--- Begin Data for this exercise ---

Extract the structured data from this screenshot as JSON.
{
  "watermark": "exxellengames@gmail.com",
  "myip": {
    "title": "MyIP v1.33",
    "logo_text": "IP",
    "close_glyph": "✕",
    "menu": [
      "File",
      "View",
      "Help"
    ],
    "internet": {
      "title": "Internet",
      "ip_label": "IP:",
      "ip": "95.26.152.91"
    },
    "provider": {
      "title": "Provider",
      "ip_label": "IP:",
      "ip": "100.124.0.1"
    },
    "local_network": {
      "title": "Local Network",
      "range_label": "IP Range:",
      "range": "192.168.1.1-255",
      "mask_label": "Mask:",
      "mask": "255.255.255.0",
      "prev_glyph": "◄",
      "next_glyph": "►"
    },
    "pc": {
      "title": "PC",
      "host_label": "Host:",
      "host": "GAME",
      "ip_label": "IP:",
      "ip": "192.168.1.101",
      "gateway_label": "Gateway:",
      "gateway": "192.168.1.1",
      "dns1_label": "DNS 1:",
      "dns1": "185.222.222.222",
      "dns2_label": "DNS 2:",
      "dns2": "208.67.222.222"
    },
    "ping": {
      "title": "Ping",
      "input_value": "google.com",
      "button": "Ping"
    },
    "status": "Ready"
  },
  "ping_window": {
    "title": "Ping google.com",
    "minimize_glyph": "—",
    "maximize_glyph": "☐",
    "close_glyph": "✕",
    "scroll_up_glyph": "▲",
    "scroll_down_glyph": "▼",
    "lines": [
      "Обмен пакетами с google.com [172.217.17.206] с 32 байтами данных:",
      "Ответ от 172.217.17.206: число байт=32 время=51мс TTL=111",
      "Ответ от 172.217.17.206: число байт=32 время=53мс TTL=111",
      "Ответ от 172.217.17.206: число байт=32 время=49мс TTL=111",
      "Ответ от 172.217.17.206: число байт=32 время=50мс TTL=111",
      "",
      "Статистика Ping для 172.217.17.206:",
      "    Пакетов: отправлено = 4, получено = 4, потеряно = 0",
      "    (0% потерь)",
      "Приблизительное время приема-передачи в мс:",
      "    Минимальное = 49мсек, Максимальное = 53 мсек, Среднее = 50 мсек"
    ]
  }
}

--- End Data for this exercise ---

— What this task involves —
Find the word "число" in the data and show each line that holds it.

— Result —
      "Ответ от 172.217.17.206: число байт=32 время=51мс TTL=111",
      "Ответ от 172.217.17.206: число байт=32 время=53мс TTL=111",
      "Ответ от 172.217.17.206: число байт=32 время=49мс TTL=111",
      "Ответ от 172.217.17.206: число байт=32 время=50мс TTL=111",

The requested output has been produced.